:: RECORDS TO USE
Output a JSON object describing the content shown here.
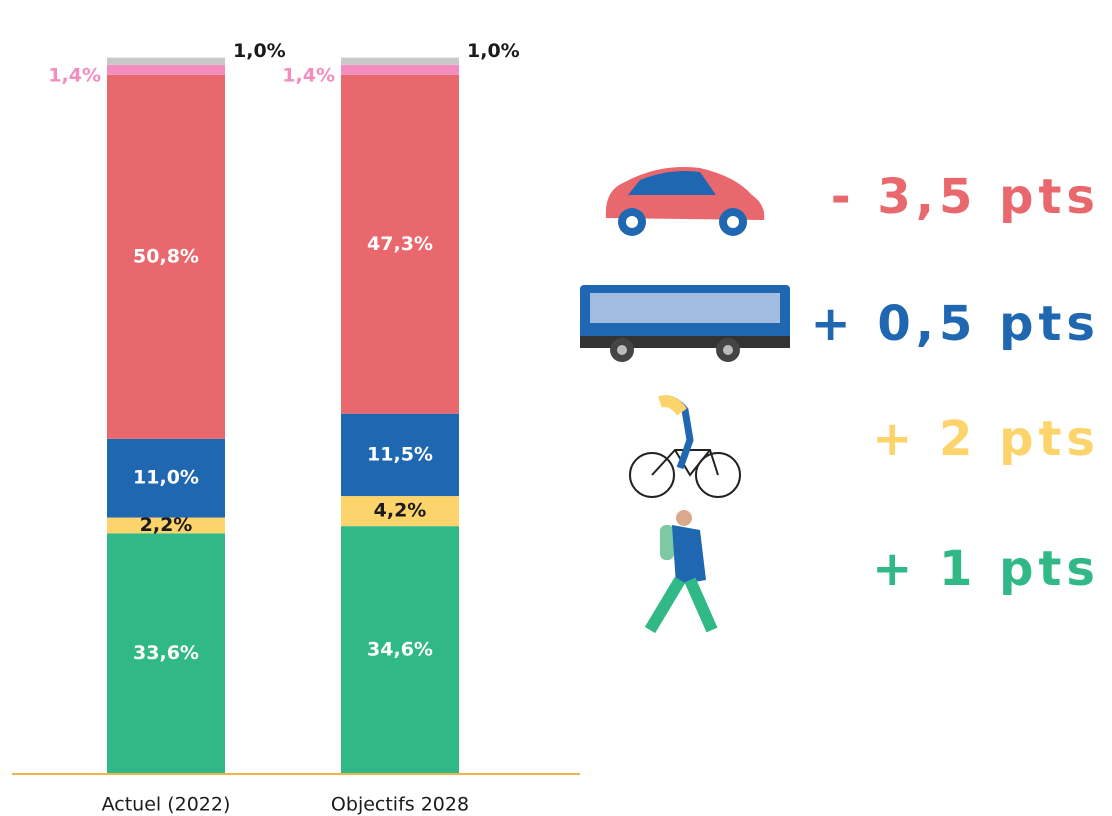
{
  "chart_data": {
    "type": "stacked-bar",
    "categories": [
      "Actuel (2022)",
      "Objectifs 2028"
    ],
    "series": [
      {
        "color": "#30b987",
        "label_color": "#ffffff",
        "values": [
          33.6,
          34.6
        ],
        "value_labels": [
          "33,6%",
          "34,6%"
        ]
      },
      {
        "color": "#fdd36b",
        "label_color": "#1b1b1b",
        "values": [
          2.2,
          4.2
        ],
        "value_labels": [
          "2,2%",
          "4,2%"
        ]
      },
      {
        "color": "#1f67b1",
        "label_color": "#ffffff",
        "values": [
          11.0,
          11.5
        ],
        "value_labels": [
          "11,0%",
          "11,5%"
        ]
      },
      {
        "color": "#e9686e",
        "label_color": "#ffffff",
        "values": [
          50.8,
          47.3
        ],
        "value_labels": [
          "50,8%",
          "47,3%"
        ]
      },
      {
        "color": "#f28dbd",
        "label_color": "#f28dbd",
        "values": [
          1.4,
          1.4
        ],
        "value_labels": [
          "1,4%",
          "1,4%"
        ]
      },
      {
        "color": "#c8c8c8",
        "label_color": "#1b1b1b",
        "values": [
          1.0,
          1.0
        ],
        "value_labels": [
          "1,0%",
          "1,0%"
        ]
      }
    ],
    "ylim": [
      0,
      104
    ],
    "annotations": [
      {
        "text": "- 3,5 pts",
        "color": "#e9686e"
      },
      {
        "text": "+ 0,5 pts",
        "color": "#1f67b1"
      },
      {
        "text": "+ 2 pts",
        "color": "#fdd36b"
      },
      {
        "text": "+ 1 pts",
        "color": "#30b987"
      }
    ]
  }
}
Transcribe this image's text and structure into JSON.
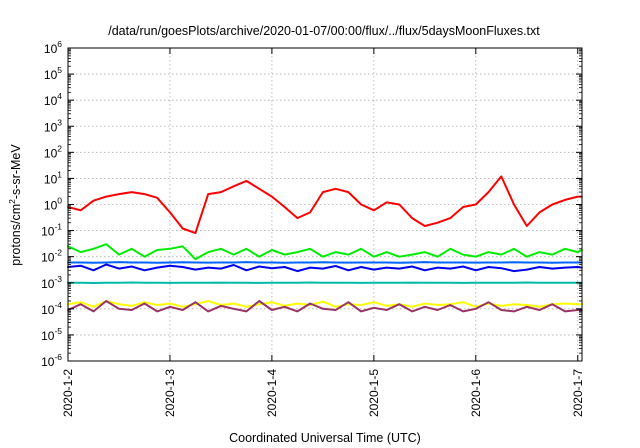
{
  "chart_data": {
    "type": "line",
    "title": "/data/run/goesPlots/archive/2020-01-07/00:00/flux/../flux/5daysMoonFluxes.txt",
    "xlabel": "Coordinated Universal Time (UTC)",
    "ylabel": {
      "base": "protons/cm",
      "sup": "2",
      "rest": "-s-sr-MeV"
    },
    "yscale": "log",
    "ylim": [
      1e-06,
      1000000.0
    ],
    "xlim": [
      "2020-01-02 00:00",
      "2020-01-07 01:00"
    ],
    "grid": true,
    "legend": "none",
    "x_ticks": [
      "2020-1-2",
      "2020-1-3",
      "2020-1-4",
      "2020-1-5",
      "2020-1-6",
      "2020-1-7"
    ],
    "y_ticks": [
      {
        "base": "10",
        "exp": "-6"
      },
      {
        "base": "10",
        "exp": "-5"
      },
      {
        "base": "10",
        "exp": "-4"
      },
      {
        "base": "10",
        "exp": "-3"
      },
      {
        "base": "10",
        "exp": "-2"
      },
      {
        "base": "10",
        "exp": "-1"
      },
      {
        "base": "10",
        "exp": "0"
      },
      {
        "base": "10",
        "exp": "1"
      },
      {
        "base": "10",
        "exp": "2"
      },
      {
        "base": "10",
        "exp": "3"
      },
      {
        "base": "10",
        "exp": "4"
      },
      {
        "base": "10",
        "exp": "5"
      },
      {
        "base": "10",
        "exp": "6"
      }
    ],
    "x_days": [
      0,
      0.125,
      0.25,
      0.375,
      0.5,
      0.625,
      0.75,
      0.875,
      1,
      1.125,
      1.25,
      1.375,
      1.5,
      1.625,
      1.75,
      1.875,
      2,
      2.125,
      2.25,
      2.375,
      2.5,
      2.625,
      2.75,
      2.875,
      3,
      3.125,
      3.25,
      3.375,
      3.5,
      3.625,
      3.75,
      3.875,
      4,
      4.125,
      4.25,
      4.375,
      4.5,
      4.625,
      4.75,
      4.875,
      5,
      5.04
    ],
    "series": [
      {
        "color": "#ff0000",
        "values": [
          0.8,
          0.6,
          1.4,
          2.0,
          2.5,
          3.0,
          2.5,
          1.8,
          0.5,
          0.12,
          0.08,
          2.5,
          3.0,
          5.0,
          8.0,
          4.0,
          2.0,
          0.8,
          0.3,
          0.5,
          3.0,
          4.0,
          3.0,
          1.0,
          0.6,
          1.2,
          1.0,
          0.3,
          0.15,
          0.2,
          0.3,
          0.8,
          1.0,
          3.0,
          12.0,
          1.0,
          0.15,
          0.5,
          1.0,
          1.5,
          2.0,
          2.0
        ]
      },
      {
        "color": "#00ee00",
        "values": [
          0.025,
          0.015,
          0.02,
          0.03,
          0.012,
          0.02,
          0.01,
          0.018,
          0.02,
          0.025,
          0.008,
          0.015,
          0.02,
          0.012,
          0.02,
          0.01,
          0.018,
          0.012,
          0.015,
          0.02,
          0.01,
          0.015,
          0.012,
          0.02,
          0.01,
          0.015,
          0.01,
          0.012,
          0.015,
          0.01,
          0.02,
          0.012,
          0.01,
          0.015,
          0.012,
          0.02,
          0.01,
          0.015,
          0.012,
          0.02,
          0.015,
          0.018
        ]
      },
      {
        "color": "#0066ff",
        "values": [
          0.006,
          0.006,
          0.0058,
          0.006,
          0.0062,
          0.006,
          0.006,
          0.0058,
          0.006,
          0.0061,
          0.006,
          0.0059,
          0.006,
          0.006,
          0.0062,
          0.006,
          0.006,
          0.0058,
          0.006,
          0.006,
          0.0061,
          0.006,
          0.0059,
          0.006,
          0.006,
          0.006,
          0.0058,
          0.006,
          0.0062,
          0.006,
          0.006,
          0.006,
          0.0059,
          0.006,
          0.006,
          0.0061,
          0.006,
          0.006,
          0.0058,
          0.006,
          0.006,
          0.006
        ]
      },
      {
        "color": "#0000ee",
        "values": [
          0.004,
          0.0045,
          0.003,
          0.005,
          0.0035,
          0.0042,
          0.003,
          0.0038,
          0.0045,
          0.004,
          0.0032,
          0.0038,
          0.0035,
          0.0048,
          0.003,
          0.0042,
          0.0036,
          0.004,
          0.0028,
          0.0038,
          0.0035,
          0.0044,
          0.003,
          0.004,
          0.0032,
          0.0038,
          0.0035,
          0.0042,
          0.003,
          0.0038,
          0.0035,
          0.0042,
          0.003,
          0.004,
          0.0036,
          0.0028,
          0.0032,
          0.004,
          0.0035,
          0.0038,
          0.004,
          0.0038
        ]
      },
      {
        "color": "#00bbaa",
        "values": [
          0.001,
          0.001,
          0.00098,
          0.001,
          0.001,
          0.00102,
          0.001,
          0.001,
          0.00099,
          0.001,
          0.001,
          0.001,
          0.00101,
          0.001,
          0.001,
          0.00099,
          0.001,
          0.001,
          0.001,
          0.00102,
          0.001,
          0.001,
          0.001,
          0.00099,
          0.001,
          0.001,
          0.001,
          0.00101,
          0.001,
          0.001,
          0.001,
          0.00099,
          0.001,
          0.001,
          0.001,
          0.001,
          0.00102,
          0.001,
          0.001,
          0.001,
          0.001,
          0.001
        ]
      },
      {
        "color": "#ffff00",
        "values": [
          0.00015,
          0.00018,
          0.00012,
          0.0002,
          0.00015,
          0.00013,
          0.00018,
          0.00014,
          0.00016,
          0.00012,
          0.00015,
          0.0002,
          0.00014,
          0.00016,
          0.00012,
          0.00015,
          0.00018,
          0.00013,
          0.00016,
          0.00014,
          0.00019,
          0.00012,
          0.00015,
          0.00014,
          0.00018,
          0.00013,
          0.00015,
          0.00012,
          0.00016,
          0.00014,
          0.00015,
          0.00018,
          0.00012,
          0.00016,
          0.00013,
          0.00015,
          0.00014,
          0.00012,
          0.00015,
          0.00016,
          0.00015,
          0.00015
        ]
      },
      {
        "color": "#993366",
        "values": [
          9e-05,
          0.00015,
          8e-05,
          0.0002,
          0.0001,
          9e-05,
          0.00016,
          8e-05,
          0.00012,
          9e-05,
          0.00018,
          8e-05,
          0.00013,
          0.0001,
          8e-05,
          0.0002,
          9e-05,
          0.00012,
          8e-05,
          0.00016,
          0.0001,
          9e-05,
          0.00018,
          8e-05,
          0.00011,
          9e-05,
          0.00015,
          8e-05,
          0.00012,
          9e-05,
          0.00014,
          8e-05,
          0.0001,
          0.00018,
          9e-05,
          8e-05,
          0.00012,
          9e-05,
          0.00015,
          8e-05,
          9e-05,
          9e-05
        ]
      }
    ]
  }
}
::::
:: RECORDS TO USE
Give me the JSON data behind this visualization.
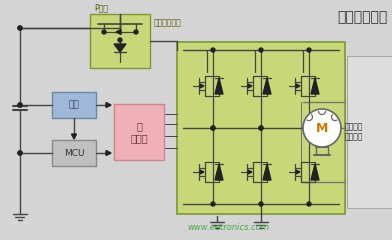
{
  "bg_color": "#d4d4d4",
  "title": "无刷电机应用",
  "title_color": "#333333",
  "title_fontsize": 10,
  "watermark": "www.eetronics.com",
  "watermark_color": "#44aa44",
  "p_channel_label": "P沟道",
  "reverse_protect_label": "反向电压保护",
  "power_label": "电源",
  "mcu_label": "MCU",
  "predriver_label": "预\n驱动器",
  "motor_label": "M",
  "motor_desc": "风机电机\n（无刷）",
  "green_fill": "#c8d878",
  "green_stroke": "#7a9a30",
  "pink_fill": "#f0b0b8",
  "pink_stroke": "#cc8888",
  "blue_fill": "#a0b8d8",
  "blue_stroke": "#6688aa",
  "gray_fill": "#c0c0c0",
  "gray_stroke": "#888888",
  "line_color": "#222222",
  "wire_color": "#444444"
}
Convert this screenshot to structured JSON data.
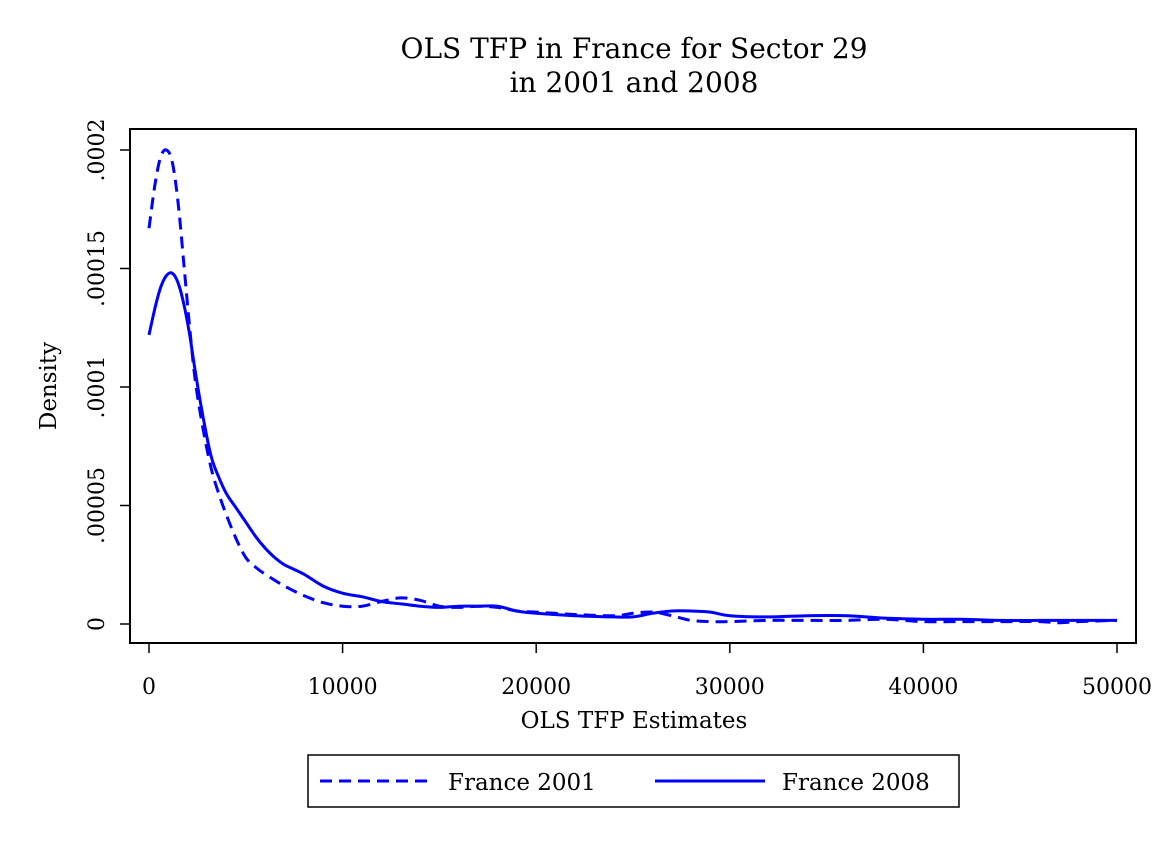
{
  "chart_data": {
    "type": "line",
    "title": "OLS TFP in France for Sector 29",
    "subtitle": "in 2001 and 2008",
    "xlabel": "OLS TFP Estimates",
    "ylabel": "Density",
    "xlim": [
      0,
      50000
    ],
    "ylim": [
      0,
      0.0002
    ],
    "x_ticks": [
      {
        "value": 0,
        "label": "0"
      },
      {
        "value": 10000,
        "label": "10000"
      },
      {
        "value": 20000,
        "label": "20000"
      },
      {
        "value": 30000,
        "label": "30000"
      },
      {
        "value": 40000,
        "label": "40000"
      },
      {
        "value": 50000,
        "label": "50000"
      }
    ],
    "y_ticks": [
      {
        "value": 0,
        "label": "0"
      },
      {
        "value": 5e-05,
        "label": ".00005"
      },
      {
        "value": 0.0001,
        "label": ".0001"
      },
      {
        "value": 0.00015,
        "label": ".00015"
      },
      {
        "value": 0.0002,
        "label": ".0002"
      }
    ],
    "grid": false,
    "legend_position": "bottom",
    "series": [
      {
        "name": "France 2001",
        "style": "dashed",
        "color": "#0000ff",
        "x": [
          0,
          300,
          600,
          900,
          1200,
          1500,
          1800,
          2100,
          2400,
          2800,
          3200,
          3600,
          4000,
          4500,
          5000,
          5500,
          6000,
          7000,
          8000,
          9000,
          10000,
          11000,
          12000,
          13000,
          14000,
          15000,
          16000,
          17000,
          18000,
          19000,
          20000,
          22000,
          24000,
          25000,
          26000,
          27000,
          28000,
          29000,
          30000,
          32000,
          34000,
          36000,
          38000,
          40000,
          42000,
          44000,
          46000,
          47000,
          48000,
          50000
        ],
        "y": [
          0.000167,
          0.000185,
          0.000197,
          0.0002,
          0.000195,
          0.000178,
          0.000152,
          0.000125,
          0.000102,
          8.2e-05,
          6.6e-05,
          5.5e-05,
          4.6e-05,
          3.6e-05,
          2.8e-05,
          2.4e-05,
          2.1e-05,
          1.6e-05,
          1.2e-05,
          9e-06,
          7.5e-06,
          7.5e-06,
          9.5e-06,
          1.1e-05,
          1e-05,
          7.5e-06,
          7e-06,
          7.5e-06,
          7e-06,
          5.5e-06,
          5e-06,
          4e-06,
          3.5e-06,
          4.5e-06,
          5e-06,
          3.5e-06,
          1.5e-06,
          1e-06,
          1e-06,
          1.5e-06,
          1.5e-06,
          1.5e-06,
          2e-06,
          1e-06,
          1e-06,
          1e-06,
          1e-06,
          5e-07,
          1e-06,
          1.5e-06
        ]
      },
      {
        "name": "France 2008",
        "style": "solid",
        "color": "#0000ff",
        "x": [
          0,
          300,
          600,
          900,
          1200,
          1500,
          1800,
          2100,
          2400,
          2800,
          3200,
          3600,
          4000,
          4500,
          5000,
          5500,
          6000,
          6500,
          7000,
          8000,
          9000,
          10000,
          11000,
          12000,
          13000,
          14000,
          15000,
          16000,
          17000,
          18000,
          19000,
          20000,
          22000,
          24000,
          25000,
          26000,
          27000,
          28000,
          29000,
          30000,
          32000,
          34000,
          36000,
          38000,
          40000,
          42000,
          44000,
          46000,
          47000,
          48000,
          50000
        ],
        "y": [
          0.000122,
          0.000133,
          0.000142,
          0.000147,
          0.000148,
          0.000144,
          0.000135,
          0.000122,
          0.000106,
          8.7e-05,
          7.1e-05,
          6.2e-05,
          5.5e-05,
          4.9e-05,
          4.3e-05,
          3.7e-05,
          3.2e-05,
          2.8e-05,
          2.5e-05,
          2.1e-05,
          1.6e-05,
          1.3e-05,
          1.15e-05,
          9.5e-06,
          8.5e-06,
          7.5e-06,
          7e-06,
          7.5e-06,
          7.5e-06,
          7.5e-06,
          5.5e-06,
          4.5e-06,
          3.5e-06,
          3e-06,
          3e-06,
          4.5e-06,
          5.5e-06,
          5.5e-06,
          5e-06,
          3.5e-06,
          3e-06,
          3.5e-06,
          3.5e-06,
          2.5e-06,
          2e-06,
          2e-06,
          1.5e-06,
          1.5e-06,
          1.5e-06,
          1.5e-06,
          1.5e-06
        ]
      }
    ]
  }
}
::::
:: RECORDS TO USE
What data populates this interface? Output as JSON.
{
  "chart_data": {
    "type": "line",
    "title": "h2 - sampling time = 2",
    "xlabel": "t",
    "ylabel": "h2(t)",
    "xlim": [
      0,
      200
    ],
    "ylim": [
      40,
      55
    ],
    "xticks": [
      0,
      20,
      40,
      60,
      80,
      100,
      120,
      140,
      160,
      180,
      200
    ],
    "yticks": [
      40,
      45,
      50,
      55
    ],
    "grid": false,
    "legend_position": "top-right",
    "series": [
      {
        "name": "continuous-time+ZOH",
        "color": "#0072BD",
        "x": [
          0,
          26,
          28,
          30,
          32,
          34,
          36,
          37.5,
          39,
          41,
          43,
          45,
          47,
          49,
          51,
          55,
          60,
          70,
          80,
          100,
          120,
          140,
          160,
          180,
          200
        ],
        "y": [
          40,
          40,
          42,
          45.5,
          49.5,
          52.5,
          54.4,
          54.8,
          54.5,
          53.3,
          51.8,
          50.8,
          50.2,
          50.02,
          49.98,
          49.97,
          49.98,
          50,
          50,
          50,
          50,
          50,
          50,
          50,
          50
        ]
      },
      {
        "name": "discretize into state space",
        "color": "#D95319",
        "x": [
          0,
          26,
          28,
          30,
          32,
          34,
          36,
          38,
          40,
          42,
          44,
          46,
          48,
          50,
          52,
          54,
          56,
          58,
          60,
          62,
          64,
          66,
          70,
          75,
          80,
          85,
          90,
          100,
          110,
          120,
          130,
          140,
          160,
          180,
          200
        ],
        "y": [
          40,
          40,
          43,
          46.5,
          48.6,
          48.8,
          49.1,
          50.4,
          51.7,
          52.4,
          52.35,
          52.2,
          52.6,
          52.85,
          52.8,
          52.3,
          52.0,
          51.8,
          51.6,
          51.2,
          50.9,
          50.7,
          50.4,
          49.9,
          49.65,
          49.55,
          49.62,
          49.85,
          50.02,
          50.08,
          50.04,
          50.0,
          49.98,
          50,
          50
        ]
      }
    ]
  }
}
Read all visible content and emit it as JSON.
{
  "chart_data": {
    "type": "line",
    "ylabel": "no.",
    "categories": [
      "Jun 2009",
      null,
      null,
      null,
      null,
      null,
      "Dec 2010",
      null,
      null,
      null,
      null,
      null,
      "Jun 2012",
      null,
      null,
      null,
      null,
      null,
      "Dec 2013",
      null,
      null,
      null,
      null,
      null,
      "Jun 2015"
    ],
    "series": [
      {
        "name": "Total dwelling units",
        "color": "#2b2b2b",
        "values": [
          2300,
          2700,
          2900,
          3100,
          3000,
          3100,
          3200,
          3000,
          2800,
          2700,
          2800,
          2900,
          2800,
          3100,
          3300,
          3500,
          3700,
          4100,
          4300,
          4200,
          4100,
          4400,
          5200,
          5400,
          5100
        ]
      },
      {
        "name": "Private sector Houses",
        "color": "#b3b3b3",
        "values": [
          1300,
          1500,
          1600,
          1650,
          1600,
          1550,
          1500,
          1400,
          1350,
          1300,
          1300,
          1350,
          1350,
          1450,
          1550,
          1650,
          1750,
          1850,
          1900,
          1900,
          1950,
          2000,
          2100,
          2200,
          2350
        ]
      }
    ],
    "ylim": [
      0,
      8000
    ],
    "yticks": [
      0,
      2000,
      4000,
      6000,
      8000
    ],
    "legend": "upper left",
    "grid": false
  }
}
::::
Pull every line containing the word "into" out of the entries above.

• [ANSWER IN FULL]:
Transcribe this image's text and structure into JSON.
        "name": "discretize into state space",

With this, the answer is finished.